## begin Data shown

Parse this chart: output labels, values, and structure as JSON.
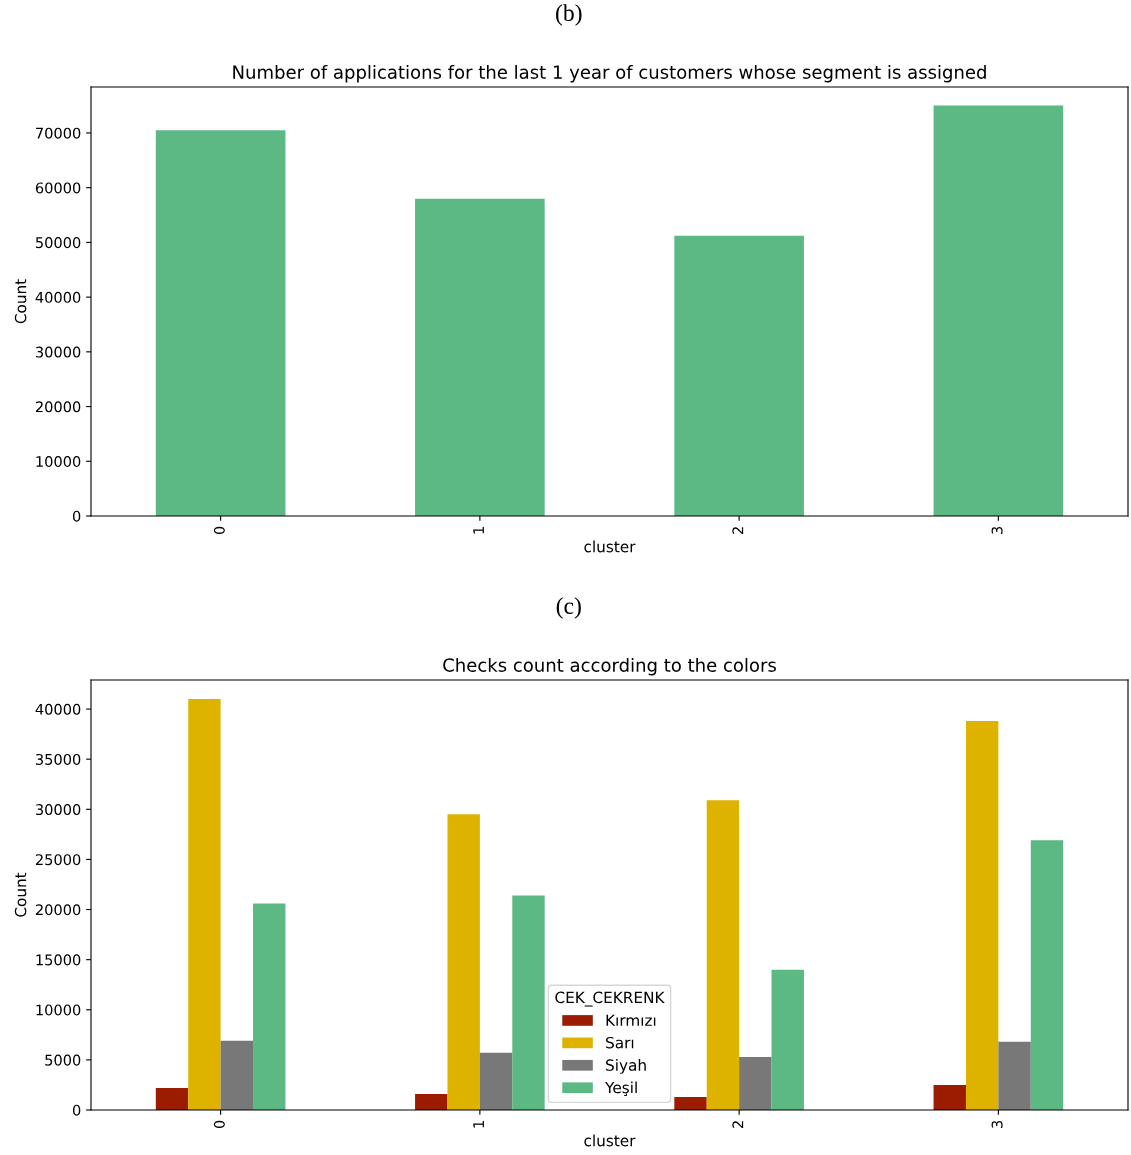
{
  "chart_data": [
    {
      "type": "bar",
      "title": "Number of applications for the last 1 year of customers whose segment is assigned",
      "annotations": [
        "(b)"
      ],
      "xlabel": "cluster",
      "ylabel": "Count",
      "categories": [
        "0",
        "1",
        "2",
        "3"
      ],
      "series": [
        {
          "color": "#5cb983",
          "values": [
            70500,
            58000,
            51200,
            75000
          ]
        }
      ],
      "ylim": [
        0,
        78400
      ],
      "yticks": [
        0,
        10000,
        20000,
        30000,
        40000,
        50000,
        60000,
        70000
      ],
      "grid": false,
      "legend": false
    },
    {
      "type": "bar",
      "title": "Checks count according to the colors",
      "annotations": [
        "(c)"
      ],
      "xlabel": "cluster",
      "ylabel": "Count",
      "categories": [
        "0",
        "1",
        "2",
        "3"
      ],
      "legend_title": "CEK_CEKRENK",
      "series": [
        {
          "name": "Kırmızı",
          "color": "#9b1c00",
          "values": [
            2200,
            1600,
            1300,
            2500
          ]
        },
        {
          "name": "Sarı",
          "color": "#ddb300",
          "values": [
            41000,
            29500,
            30900,
            38800
          ]
        },
        {
          "name": "Siyah",
          "color": "#787878",
          "values": [
            6900,
            5700,
            5300,
            6800
          ]
        },
        {
          "name": "Yeşil",
          "color": "#5cb983",
          "values": [
            20600,
            21400,
            14000,
            26900
          ]
        }
      ],
      "ylim": [
        0,
        42900
      ],
      "yticks": [
        0,
        5000,
        10000,
        15000,
        20000,
        25000,
        30000,
        35000,
        40000
      ],
      "grid": false,
      "legend": "bottom"
    }
  ]
}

## end Data shown

Do this:
Keep the pictures out of your copy, and repeat every entry above exactly.

Written solution:
Parse this chart: output labels, values, and structure as JSON.
{
  "chart_data": [
    {
      "type": "bar",
      "title": "Number of applications for the last 1 year of customers whose segment is assigned",
      "annotations": [
        "(b)"
      ],
      "xlabel": "cluster",
      "ylabel": "Count",
      "categories": [
        "0",
        "1",
        "2",
        "3"
      ],
      "series": [
        {
          "color": "#5cb983",
          "values": [
            70500,
            58000,
            51200,
            75000
          ]
        }
      ],
      "ylim": [
        0,
        78400
      ],
      "yticks": [
        0,
        10000,
        20000,
        30000,
        40000,
        50000,
        60000,
        70000
      ],
      "grid": false,
      "legend": false
    },
    {
      "type": "bar",
      "title": "Checks count according to the colors",
      "annotations": [
        "(c)"
      ],
      "xlabel": "cluster",
      "ylabel": "Count",
      "categories": [
        "0",
        "1",
        "2",
        "3"
      ],
      "legend_title": "CEK_CEKRENK",
      "series": [
        {
          "name": "Kırmızı",
          "color": "#9b1c00",
          "values": [
            2200,
            1600,
            1300,
            2500
          ]
        },
        {
          "name": "Sarı",
          "color": "#ddb300",
          "values": [
            41000,
            29500,
            30900,
            38800
          ]
        },
        {
          "name": "Siyah",
          "color": "#787878",
          "values": [
            6900,
            5700,
            5300,
            6800
          ]
        },
        {
          "name": "Yeşil",
          "color": "#5cb983",
          "values": [
            20600,
            21400,
            14000,
            26900
          ]
        }
      ],
      "ylim": [
        0,
        42900
      ],
      "yticks": [
        0,
        5000,
        10000,
        15000,
        20000,
        25000,
        30000,
        35000,
        40000
      ],
      "grid": false,
      "legend": "bottom"
    }
  ]
}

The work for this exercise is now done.